El cierre del acceso a la zona internacional del Aeropuerto de Menorca ha generado malestar entre pasajeros de vuelos nacionales, que denuncian no poder entrar a algunos restaurantes y espacios de restauración situados en esa área restringida.
La situación afecta especialmente a establecimientos como el Burger King ubicado en la terminal internacional, al que actualmente solo pueden acceder viajeros con tarjeta de embarque para vuelos fuera del espacio Schengen. La medida ha provocado numerosas quejas de usuarios, muchos de ellos turistas y familias que esperaban comer antes de embarcar.
Uno de los pasajeros afectados explicó al diario que intentó acceder a la zona, pero un operario del aeropuerto le advirtió de que “si entras allí ya no podrás volver”. Según relata, posteriormente el trabajador le indicó que “si vienes en 3 o 4 horas estará abierto”. Una respuesta que indignó aún más al viajero: “Justamente era la hora de comer, a las 14.00 horas de la tarde”, lamenta.

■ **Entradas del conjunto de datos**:
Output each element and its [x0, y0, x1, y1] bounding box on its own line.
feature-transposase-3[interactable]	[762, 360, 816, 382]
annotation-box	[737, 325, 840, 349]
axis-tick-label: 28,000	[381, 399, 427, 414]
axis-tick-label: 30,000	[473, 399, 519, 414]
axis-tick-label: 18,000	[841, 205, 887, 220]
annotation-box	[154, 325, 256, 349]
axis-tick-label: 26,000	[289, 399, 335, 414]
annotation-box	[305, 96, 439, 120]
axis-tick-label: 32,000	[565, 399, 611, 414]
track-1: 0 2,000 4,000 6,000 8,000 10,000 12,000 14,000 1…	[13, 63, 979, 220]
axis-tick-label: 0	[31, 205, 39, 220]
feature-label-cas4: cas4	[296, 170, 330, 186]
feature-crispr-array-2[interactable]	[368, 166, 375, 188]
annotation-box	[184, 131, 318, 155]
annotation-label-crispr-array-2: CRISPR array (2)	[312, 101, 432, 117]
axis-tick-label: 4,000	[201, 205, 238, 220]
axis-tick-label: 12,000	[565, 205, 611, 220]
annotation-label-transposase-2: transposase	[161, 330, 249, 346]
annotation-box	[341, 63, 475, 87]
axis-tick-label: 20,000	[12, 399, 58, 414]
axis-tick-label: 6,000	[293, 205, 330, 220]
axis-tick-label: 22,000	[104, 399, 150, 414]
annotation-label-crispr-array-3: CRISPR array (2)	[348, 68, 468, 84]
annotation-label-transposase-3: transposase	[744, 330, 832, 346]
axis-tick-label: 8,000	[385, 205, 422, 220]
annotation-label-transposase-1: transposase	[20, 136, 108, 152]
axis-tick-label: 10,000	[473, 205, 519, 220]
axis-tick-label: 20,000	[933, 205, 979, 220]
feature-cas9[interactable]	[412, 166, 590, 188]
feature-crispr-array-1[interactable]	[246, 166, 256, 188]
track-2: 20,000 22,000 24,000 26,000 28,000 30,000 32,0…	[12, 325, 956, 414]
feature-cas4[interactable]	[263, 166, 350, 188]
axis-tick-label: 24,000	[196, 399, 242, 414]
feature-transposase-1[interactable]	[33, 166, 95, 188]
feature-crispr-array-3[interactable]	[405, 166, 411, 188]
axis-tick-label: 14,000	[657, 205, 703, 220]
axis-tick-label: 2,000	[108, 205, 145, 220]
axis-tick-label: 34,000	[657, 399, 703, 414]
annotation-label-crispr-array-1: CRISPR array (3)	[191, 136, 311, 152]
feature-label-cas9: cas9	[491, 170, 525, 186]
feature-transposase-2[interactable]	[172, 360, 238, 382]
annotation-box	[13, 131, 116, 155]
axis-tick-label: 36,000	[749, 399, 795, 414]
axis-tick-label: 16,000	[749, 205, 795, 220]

■ **CONSIGNA**: Continúa la noticia sobre el cierre de la zona internacional del Aeropuerto de Menorca a partir de donde termina. Los datos no son necesarios para resolver esta actividad.

■ **RESPUESTA**:
Una situación incomprensible
Los usuarios aseguran que esta situación no se producía en años anteriores y consideran incomprensible que exista un espacio de ocio y restauración vetado para pasajeros nacionales. Muchos critican que las opciones de restauración dentro del aeropuerto se reduzcan precisamente en momentos de mayor afluencia y durante las horas punta de comidas.
Desde Aena han explicado a este diario que “en este momento está activo el procedimiento de zona No Schengen en los embarques Sur, por lo que el acceso a la terminal de vuelos internacionales queda limitado exclusivamente a los pasajeros que deban someterse al correspondiente control de pasaportes”.
Controles de pasaporte
Según detallan, “la segregación de la zona No Schengen en los embarques Sur se establece en función de la programación de vuelos con destino fuera del espacio Schengen y de la necesidad de realizar el control de pasaportes a estos pasajeros”.
Aena añade que “el acceso a dicha zona se activa únicamente cuando la operativa lo requiere y durante el tiempo estrictamente necesario”, subrayando además que la restricción “no depende de la nacionalidad del pasajero, sino del destino del vuelo”.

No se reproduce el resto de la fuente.